#### Exercise goal:
Without including any pictures, write out the listing below exactly.

..........

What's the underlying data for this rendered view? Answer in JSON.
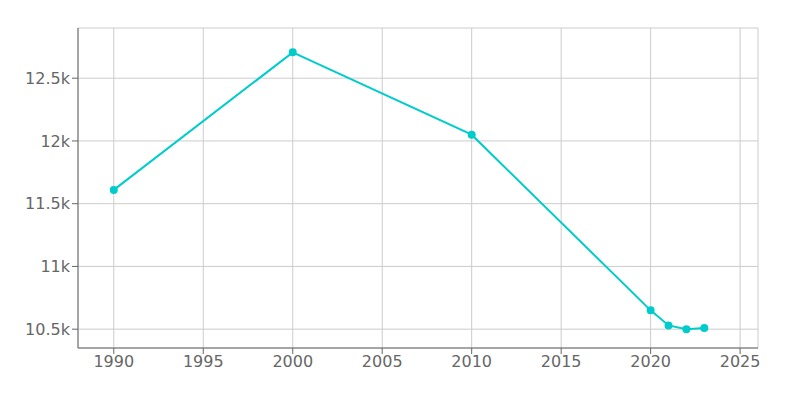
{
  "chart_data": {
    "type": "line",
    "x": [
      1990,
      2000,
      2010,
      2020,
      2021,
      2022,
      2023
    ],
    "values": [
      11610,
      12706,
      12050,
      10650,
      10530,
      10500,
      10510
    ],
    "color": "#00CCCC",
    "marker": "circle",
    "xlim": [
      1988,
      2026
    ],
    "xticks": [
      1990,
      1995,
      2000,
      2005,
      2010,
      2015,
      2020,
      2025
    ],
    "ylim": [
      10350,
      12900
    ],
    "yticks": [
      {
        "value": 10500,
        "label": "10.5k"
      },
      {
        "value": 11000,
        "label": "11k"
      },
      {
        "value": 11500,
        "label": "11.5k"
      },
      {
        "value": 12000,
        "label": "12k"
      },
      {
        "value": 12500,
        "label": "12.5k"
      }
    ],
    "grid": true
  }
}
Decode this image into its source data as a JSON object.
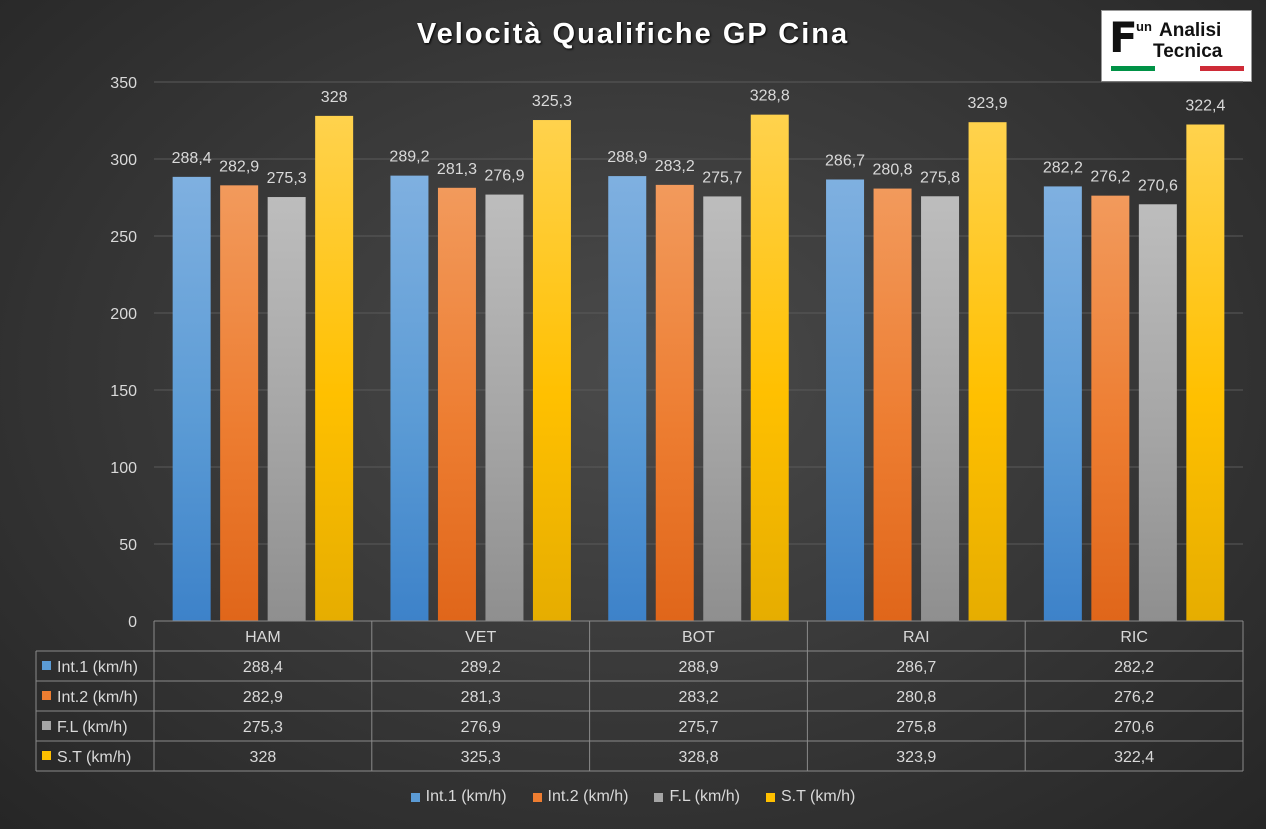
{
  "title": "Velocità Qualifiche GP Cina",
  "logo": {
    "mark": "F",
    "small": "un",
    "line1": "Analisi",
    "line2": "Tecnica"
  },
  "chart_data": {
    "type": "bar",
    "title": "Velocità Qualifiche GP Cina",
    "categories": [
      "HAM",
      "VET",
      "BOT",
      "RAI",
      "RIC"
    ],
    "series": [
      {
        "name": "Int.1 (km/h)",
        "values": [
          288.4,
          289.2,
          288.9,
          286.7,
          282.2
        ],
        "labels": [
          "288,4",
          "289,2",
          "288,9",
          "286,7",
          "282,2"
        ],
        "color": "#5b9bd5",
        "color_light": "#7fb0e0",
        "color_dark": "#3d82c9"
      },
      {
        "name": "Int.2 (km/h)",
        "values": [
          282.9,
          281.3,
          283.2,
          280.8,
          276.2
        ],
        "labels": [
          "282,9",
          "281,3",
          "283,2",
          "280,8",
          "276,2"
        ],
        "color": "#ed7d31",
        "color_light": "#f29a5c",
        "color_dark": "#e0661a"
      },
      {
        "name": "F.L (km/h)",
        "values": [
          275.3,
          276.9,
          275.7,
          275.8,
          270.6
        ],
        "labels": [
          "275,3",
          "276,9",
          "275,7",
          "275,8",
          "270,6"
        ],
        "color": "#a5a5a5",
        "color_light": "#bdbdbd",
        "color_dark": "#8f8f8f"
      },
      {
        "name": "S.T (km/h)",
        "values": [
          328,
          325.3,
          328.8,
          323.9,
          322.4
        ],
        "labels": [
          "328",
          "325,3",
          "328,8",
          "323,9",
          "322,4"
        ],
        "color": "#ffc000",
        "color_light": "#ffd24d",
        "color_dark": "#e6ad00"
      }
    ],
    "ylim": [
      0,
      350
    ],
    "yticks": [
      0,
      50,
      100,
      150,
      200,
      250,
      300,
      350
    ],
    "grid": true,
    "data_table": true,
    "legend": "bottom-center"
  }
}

..........

#### The completed task:
What's the underlying data for this rendered view? Answer in JSON.
{
  "chart_data": {
    "type": "line",
    "x": [
      1990,
      2000,
      2010,
      2020,
      2021,
      2022,
      2023
    ],
    "values": [
      11610,
      12706,
      12050,
      10650,
      10530,
      10500,
      10510
    ],
    "color": "#00CCCC",
    "marker": "circle",
    "xlim": [
      1988,
      2026
    ],
    "xticks": [
      1990,
      1995,
      2000,
      2005,
      2010,
      2015,
      2020,
      2025
    ],
    "ylim": [
      10350,
      12900
    ],
    "yticks": [
      {
        "value": 10500,
        "label": "10.5k"
      },
      {
        "value": 11000,
        "label": "11k"
      },
      {
        "value": 11500,
        "label": "11.5k"
      },
      {
        "value": 12000,
        "label": "12k"
      },
      {
        "value": 12500,
        "label": "12.5k"
      }
    ],
    "grid": true
  }
}
Decode this image into its source data as a JSON object.
{
  "title": "Velocità Qualifiche GP Cina",
  "logo": {
    "mark": "F",
    "small": "un",
    "line1": "Analisi",
    "line2": "Tecnica"
  },
  "chart_data": {
    "type": "bar",
    "title": "Velocità Qualifiche GP Cina",
    "categories": [
      "HAM",
      "VET",
      "BOT",
      "RAI",
      "RIC"
    ],
    "series": [
      {
        "name": "Int.1 (km/h)",
        "values": [
          288.4,
          289.2,
          288.9,
          286.7,
          282.2
        ],
        "labels": [
          "288,4",
          "289,2",
          "288,9",
          "286,7",
          "282,2"
        ],
        "color": "#5b9bd5",
        "color_light": "#7fb0e0",
        "color_dark": "#3d82c9"
      },
      {
        "name": "Int.2 (km/h)",
        "values": [
          282.9,
          281.3,
          283.2,
          280.8,
          276.2
        ],
        "labels": [
          "282,9",
          "281,3",
          "283,2",
          "280,8",
          "276,2"
        ],
        "color": "#ed7d31",
        "color_light": "#f29a5c",
        "color_dark": "#e0661a"
      },
      {
        "name": "F.L (km/h)",
        "values": [
          275.3,
          276.9,
          275.7,
          275.8,
          270.6
        ],
        "labels": [
          "275,3",
          "276,9",
          "275,7",
          "275,8",
          "270,6"
        ],
        "color": "#a5a5a5",
        "color_light": "#bdbdbd",
        "color_dark": "#8f8f8f"
      },
      {
        "name": "S.T (km/h)",
        "values": [
          328,
          325.3,
          328.8,
          323.9,
          322.4
        ],
        "labels": [
          "328",
          "325,3",
          "328,8",
          "323,9",
          "322,4"
        ],
        "color": "#ffc000",
        "color_light": "#ffd24d",
        "color_dark": "#e6ad00"
      }
    ],
    "ylim": [
      0,
      350
    ],
    "yticks": [
      0,
      50,
      100,
      150,
      200,
      250,
      300,
      350
    ],
    "grid": true,
    "data_table": true,
    "legend": "bottom-center"
  }
}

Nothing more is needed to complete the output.